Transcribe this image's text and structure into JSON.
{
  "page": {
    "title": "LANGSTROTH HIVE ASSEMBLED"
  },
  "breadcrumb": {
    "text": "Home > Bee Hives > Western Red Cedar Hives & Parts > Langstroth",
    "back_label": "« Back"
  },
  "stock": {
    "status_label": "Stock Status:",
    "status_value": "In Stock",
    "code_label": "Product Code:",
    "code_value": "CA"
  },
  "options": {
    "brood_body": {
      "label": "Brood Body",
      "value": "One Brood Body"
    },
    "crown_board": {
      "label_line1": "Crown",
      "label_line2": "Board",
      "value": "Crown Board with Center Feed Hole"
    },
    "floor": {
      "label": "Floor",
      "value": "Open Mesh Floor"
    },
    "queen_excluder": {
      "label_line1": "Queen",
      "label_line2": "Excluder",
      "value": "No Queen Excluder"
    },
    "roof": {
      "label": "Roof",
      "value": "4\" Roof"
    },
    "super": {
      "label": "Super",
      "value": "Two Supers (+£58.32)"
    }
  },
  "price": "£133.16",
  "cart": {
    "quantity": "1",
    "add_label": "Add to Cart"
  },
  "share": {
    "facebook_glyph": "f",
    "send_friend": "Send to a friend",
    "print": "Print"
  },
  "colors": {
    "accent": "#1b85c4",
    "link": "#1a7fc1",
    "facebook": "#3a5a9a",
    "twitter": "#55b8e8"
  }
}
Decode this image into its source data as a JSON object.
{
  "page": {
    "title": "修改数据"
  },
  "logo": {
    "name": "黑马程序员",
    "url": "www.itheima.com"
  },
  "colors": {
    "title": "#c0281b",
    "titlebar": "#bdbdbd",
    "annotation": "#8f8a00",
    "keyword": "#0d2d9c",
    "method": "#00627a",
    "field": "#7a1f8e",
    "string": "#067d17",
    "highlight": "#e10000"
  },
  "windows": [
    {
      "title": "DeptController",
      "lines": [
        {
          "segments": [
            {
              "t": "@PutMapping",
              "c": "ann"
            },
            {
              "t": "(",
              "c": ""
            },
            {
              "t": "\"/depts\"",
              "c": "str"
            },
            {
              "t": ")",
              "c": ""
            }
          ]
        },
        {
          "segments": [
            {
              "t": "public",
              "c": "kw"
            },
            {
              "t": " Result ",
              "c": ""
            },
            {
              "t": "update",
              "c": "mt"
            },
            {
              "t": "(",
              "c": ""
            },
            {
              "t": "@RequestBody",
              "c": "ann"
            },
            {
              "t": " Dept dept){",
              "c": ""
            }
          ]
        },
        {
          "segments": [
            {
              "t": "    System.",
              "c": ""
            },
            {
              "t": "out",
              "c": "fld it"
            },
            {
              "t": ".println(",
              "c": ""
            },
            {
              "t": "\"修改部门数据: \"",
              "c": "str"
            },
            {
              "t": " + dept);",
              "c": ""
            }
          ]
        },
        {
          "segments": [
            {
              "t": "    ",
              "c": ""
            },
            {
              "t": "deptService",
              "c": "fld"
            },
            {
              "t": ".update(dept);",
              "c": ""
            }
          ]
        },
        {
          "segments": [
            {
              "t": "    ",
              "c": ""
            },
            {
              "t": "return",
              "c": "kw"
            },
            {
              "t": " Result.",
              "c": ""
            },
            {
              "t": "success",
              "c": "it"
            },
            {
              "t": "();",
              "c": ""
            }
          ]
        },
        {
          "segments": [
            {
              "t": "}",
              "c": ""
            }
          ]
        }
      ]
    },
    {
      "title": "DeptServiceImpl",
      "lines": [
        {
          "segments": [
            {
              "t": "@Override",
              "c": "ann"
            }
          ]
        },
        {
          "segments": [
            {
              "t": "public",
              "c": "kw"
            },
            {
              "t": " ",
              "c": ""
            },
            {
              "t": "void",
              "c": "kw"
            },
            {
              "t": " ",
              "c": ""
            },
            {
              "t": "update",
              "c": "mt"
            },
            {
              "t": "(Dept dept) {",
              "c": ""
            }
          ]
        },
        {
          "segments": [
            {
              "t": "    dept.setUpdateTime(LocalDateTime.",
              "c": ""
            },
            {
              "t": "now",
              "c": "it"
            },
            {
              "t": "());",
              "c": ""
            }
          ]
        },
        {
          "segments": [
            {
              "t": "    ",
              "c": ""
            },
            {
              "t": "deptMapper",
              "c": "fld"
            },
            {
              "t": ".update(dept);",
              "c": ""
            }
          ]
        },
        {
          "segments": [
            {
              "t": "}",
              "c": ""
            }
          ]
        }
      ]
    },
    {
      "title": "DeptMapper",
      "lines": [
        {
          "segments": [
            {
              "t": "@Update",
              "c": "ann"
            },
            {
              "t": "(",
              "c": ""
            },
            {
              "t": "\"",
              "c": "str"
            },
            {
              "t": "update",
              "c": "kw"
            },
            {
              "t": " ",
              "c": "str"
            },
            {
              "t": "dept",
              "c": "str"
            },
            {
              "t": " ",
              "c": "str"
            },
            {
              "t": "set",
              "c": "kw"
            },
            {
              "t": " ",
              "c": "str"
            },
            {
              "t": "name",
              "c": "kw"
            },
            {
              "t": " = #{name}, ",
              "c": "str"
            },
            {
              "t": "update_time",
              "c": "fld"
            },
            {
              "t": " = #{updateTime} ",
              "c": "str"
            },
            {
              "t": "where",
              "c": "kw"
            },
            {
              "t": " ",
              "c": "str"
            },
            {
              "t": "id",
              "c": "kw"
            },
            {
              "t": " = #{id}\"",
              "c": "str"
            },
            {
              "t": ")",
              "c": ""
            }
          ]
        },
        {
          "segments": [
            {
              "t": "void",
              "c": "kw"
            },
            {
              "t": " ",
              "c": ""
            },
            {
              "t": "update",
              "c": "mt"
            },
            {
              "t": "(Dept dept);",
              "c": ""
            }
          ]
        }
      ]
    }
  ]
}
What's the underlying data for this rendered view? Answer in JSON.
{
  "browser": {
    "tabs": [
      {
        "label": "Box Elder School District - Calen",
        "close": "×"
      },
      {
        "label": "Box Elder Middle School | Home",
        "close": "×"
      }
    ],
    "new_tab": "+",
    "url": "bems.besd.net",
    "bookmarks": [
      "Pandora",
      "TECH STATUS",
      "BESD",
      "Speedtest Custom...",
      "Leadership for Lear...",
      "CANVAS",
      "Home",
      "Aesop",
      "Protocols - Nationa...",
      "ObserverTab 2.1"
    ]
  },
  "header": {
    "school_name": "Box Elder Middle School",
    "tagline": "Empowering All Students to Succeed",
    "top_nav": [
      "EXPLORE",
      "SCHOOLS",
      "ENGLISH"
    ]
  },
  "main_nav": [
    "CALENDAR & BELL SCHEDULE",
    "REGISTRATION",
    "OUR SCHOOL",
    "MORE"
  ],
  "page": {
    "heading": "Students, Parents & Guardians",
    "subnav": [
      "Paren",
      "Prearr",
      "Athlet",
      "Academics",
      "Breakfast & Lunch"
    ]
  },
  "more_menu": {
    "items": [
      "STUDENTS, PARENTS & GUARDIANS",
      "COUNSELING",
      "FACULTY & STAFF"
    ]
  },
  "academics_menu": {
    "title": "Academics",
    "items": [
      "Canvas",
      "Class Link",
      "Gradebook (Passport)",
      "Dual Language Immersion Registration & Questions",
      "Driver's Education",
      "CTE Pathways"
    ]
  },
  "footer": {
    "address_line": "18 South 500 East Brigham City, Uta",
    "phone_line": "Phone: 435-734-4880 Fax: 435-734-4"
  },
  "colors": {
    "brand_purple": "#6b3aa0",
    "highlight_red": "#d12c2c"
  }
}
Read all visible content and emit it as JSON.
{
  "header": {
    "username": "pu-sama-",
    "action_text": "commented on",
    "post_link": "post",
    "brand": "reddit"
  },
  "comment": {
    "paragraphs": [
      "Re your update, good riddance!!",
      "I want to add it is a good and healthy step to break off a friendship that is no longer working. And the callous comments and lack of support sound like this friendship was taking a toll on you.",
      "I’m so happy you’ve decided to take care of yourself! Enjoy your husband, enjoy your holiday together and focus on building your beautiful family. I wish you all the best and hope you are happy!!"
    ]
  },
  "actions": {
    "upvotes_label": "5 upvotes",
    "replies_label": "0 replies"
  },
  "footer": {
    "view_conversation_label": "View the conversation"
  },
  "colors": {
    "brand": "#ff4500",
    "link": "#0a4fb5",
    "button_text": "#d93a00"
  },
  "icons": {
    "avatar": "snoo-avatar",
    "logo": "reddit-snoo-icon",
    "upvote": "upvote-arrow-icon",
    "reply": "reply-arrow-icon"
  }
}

What needs to be done =
Return only the lines running from the line with "Read all visible content and emit it as JSON." to the last line of the records, both included, exactly as written.

Output =
Read all visible content and emit it as JSON.
{
  "header": {
    "username": "pu-sama-",
    "action_text": "commented on",
    "post_link": "post",
    "brand": "reddit"
  },
  "comment": {
    "paragraphs": [
      "Re your update, good riddance!!",
      "I want to add it is a good and healthy step to break off a friendship that is no longer working. And the callous comments and lack of support sound like this friendship was taking a toll on you.",
      "I’m so happy you’ve decided to take care of yourself! Enjoy your husband, enjoy your holiday together and focus on building your beautiful family. I wish you all the best and hope you are happy!!"
    ]
  },
  "actions": {
    "upvotes_label": "5 upvotes",
    "replies_label": "0 replies"
  },
  "footer": {
    "view_conversation_label": "View the conversation"
  },
  "colors": {
    "brand": "#ff4500",
    "link": "#0a4fb5",
    "button_text": "#d93a00"
  },
  "icons": {
    "avatar": "snoo-avatar",
    "logo": "reddit-snoo-icon",
    "upvote": "upvote-arrow-icon",
    "reply": "reply-arrow-icon"
  }
}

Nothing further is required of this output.